*Dataset items*.
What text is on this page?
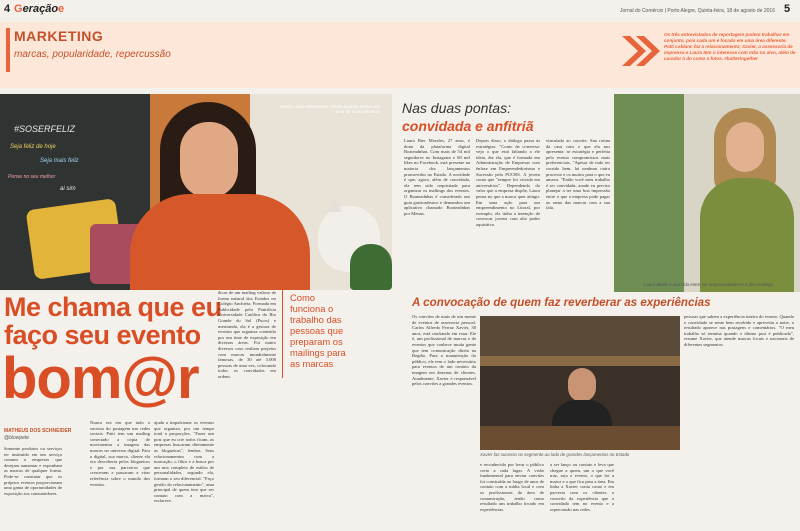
4 Geraçãoe	Jornal do Comércio | Porto Alegre, Quinta-feira, 18 de agosto de 2016 5
MARKETING
marcas, popularidade, repercussão
Os três entrevistados de reportagem podem trabalhar em conjunto, pois cada um é focado em uma área diferente. Patti Leblanc faz a relacionamento; Xavier, o assessoria de imprensa e Laura tem o interesse com mão no alvo, além de curador à do como a fotos. #battertogether
#SOSERFELIZ
Seja feliz de hoje
Seja mais feliz
Pense no seu melhor
ai sim
Jovem Laura Mentelstein esteve durante esteve em uma de suas palestras
Me chama que eu
faço seu evento
bom@r
MATHEUS DOS SCHNEIDER
@blowpete
Somente produtos ou serviços ter instituído em um serviço comum a empresas que desejam aumentar e exponham as marcas de qualquer forma. Pode-se constatar que os próprios eventos proporcionam uma gama de oportunidades de exposição aos consumidores.
Nunca era em que tudo o sucesso do postagem nas redes sociais. Patti tem um mailing conectado a cópia de movimentar a imagem das marcas no universo digital. Para a digital, sua marca, cliente ela era descoberta pelos blogueiros e por sua parceiros que cresceram e passaram a virar referência sobre o mundo dos eventos.
ajuda a impulsionar os eventos que organiza, por um tempo total a proporções. "Fazer um post que eu crie todos ficam, as empresas buscaram diretamente as blogueiras", lembra. Seus relacionamentos com a marcação, o filtro e a busca por um mix completo de estilos de personalidades, segundo ela, formam o seu diferencial. "Faço gestão do relacionamento", uma principal de quem tem que ser contato com a marca", esclarece.
dicas de um mailing valioso de forma natural dos Estados no Colégio Anchieta. Formada em Publicidade pela Pontifícia Universidade Católica do Rio Grande do Sul (Pucrs) e mestranda, ela é a gestora de eventos que organiza conteúdo por um time de exposição em diversas áreas. Foi muito diversos caso realizar projetos com marcas mundialmente famosas, de 30 até 3.000 pessoas de uma vez, colocando todos os convidados em ordem.
Como funciona o trabalho das pessoas que preparam os mailings para as marcas
Nas duas pontas:
convidada e anfitriã
Laura Bier Morales, 27 anos, é dona da plataforma digital Boateadnhas. Com mais de 54 mil seguidores no Instagram e 60 mil likes no Facebook, está presente na maioria dos lançamentos promovidos no Estado. A novidade é que, agora, além de convidada, ela tem sido requisitada para organizar os mailings dos eventos. O Boateadnhas é considerado um guia gastronômico e demandou um aplicativo chamado Boateadnhas por Menus.
Depois disso, o diálogo passa às estratégias. "Conto da conversa: vejo o que está faltando a ele ideia, diz ela, que é formada em Administração de Empresas com ênfase em Empreendedorismo e Sucessão pela PUCRS. A jovem conta que "sempre foi viciada em aniversários". Dependendo do valor que a empresa dispõe, Laura pensa no que a marca quer atingir. Em uma ação para um empreendimento no Litoral, por exemplo, ela tinha a intenção de convocar jovens com alto poder aquisitivo.
vinculada ao convite. Sua rotina da casa com o que ela nos apresenta: se estratégia e perfeita pelo evento compromissos mais preferenciais. "Apesar de tudo ter corrido bem, há nenhum outro processo e os muitos para o que eu amava. "Então você meu trabalho é ser convidada, aonde eu preciso planejar a ter uma boa impressão entre o que a empresa pode pagar ao ramo das marcas com a sua fala.
Laura divide a sua vida entre ser empreendedora e a dos mailings
A convocação de quem faz reverberar as experiências
Os convites de mais de um monte de eventos de assessoria pessoal. Carlos Alfredo Ferraz Xavier, 30 anos, está confiando em estar. Ele é, um profissional de marcas e de eventos que conhece muita gente que tem comunicação direta na Região. Para a manutenção do público, ele tem o lado necessário para eventos de um cenário da imagem em dezenas de clientes. Atualmente, Xavier é responsável pelos convites a grandes eventos.
Xavier faz sucesso no segmento ao lado de grandes lançamentos no Estado
e reconhecido por levar o público certo a cada lugar. A visão fundamental para enviar convites foi construída ao longo de anos de contato com a mídia local e com os profissionais da área de comunicação, tendo como resultado um trabalho focado em experiências.
a ser lanço ou contato e leva que chegue a quem, um o que você traz, seja o evento, o que foi a marca e o que fica para a área. Em linha a Xavier conta como e em parceria com os clientes o conceito da experiência que o convidado tem no evento e a repercussão nas redes.
pessoas que sabem a experiência inteira do evento. Quando o convidado se sente bem recebido e aproveita a noite, o resultado aparece nas postagens e comentários. "O meu trabalho só termina quando o último post é publicado", resume Xavier, que atende marcas locais e nacionais de diferentes segmentos.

*Brief*.
All the records need to be repeated exactly, with the images dropped.

*Expected answer*.
What text is on this page?
4 Geraçãoe	Jornal do Comércio | Porto Alegre, Quinta-feira, 18 de agosto de 2016 5
MARKETING
marcas, popularidade, repercussão
Os três entrevistados de reportagem podem trabalhar em conjunto, pois cada um é focado em uma área diferente. Patti Leblanc faz a relacionamento; Xavier, o assessoria de imprensa e Laura tem o interesse com mão no alvo, além de curador à do como a fotos. #battertogether
#SOSERFELIZ
Seja feliz de hoje
Seja mais feliz
Pense no seu melhor
ai sim
Jovem Laura Mentelstein esteve durante esteve em uma de suas palestras
Me chama que eu
faço seu evento
bom@r
MATHEUS DOS SCHNEIDER
@blowpete
Somente produtos ou serviços ter instituído em um serviço comum a empresas que desejam aumentar e exponham as marcas de qualquer forma. Pode-se constatar que os próprios eventos proporcionam uma gama de oportunidades de exposição aos consumidores.
Nunca era em que tudo o sucesso do postagem nas redes sociais. Patti tem um mailing conectado a cópia de movimentar a imagem das marcas no universo digital. Para a digital, sua marca, cliente ela era descoberta pelos blogueiros e por sua parceiros que cresceram e passaram a virar referência sobre o mundo dos eventos.
ajuda a impulsionar os eventos que organiza, por um tempo total a proporções. "Fazer um post que eu crie todos ficam, as empresas buscaram diretamente as blogueiras", lembra. Seus relacionamentos com a marcação, o filtro e a busca por um mix completo de estilos de personalidades, segundo ela, formam o seu diferencial. "Faço gestão do relacionamento", uma principal de quem tem que ser contato com a marca", esclarece.
dicas de um mailing valioso de forma natural dos Estados no Colégio Anchieta. Formada em Publicidade pela Pontifícia Universidade Católica do Rio Grande do Sul (Pucrs) e mestranda, ela é a gestora de eventos que organiza conteúdo por um time de exposição em diversas áreas. Foi muito diversos caso realizar projetos com marcas mundialmente famosas, de 30 até 3.000 pessoas de uma vez, colocando todos os convidados em ordem.
Como funciona o trabalho das pessoas que preparam os mailings para as marcas
Nas duas pontas:
convidada e anfitriã
Laura Bier Morales, 27 anos, é dona da plataforma digital Boateadnhas. Com mais de 54 mil seguidores no Instagram e 60 mil likes no Facebook, está presente na maioria dos lançamentos promovidos no Estado. A novidade é que, agora, além de convidada, ela tem sido requisitada para organizar os mailings dos eventos. O Boateadnhas é considerado um guia gastronômico e demandou um aplicativo chamado Boateadnhas por Menus.
Depois disso, o diálogo passa às estratégias. "Conto da conversa: vejo o que está faltando a ele ideia, diz ela, que é formada em Administração de Empresas com ênfase em Empreendedorismo e Sucessão pela PUCRS. A jovem conta que "sempre foi viciada em aniversários". Dependendo do valor que a empresa dispõe, Laura pensa no que a marca quer atingir. Em uma ação para um empreendimento no Litoral, por exemplo, ela tinha a intenção de convocar jovens com alto poder aquisitivo.
vinculada ao convite. Sua rotina da casa com o que ela nos apresenta: se estratégia e perfeita pelo evento compromissos mais preferenciais. "Apesar de tudo ter corrido bem, há nenhum outro processo e os muitos para o que eu amava. "Então você meu trabalho é ser convidada, aonde eu preciso planejar a ter uma boa impressão entre o que a empresa pode pagar ao ramo das marcas com a sua fala.
Laura divide a sua vida entre ser empreendedora e a dos mailings
A convocação de quem faz reverberar as experiências
Os convites de mais de um monte de eventos de assessoria pessoal. Carlos Alfredo Ferraz Xavier, 30 anos, está confiando em estar. Ele é, um profissional de marcas e de eventos que conhece muita gente que tem comunicação direta na Região. Para a manutenção do público, ele tem o lado necessário para eventos de um cenário da imagem em dezenas de clientes. Atualmente, Xavier é responsável pelos convites a grandes eventos.
Xavier faz sucesso no segmento ao lado de grandes lançamentos no Estado
e reconhecido por levar o público certo a cada lugar. A visão fundamental para enviar convites foi construída ao longo de anos de contato com a mídia local e com os profissionais da área de comunicação, tendo como resultado um trabalho focado em experiências.
a ser lanço ou contato e leva que chegue a quem, um o que você traz, seja o evento, o que foi a marca e o que fica para a área. Em linha a Xavier conta como e em parceria com os clientes o conceito da experiência que o convidado tem no evento e a repercussão nas redes.
pessoas que sabem a experiência inteira do evento. Quando o convidado se sente bem recebido e aproveita a noite, o resultado aparece nas postagens e comentários. "O meu trabalho só termina quando o último post é publicado", resume Xavier, que atende marcas locais e nacionais de diferentes segmentos.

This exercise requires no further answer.